-- START --

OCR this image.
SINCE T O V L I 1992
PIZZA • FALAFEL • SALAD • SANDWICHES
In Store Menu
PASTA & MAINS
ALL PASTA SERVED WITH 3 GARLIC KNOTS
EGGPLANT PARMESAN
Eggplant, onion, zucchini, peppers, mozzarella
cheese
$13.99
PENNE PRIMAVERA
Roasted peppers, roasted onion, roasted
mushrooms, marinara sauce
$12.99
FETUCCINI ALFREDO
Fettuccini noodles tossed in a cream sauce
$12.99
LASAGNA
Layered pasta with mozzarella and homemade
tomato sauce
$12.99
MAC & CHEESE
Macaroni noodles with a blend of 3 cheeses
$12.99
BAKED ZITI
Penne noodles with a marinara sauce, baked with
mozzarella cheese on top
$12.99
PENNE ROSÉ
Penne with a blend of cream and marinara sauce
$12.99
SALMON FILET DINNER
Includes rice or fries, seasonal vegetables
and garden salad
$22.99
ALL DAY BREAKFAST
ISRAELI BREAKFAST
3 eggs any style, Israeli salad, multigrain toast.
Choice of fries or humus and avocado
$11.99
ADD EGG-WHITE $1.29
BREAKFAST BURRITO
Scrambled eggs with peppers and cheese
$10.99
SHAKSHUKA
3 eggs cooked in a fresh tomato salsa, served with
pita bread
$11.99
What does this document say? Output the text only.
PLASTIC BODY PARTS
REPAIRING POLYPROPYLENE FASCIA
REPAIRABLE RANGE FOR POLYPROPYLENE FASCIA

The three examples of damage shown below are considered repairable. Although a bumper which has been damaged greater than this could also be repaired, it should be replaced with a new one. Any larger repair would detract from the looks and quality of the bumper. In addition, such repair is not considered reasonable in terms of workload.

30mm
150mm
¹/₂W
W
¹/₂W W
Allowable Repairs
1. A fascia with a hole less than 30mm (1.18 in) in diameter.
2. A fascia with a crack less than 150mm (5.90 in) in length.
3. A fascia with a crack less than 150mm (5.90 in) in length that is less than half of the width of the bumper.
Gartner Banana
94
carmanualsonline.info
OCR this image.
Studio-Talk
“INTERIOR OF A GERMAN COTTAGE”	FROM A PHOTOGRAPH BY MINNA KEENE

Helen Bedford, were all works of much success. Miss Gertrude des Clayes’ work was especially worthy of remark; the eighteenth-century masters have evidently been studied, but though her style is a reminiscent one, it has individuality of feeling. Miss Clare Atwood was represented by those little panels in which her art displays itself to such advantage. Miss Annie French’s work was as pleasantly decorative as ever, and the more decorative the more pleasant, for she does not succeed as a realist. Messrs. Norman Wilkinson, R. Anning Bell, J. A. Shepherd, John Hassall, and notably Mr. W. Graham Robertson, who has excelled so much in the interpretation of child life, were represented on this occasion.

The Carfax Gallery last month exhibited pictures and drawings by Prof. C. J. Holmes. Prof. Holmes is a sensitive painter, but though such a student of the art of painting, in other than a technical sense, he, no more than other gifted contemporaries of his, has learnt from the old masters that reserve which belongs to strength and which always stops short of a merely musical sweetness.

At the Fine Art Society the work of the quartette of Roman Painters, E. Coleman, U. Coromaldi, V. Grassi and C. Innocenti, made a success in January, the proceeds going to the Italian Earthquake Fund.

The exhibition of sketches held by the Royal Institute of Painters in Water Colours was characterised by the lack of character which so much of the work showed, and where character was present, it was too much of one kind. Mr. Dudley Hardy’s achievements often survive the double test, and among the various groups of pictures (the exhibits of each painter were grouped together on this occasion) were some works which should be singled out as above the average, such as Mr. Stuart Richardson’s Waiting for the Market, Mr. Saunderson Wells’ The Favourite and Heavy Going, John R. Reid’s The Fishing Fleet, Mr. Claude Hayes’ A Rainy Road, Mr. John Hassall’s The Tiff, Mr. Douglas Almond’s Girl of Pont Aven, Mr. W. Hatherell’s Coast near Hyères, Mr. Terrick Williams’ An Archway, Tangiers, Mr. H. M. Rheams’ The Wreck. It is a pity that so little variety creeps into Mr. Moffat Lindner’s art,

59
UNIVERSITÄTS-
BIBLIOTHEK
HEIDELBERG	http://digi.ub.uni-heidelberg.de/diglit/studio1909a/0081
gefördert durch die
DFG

-- END --

Task directions:
Show all lines in the entries above where the string "should" appears.

Task output:
The three examples of damage shown below are considered repairable. Although a bumper which has been damaged greater than this could also be repaired, it should be replaced with a new one. Any larger repair would detract from the looks and quality of the bumper. In addition, such repair is not considered reasonable in terms of workload.
The exhibition of sketches held by the Royal Institute of Painters in Water Colours was characterised by the lack of character which so much of the work showed, and where character was present, it was too much of one kind. Mr. Dudley Hardy’s achievements often survive the double test, and among the various groups of pictures (the exhibits of each painter were grouped together on this occasion) were some works which should be singled out as above the average, such as Mr. Stuart Richardson’s Waiting for the Market, Mr. Saunderson Wells’ The Favourite and Heavy Going, John R. Reid’s The Fishing Fleet, Mr. Claude Hayes’ A Rainy Road, Mr. John Hassall’s The Tiff, Mr. Douglas Almond’s Girl of Pont Aven, Mr. W. Hatherell’s Coast near Hyères, Mr. Terrick Williams’ An Archway, Tangiers, Mr. H. M. Rheams’ The Wreck. It is a pity that so little variety creeps into Mr. Moffat Lindner’s art,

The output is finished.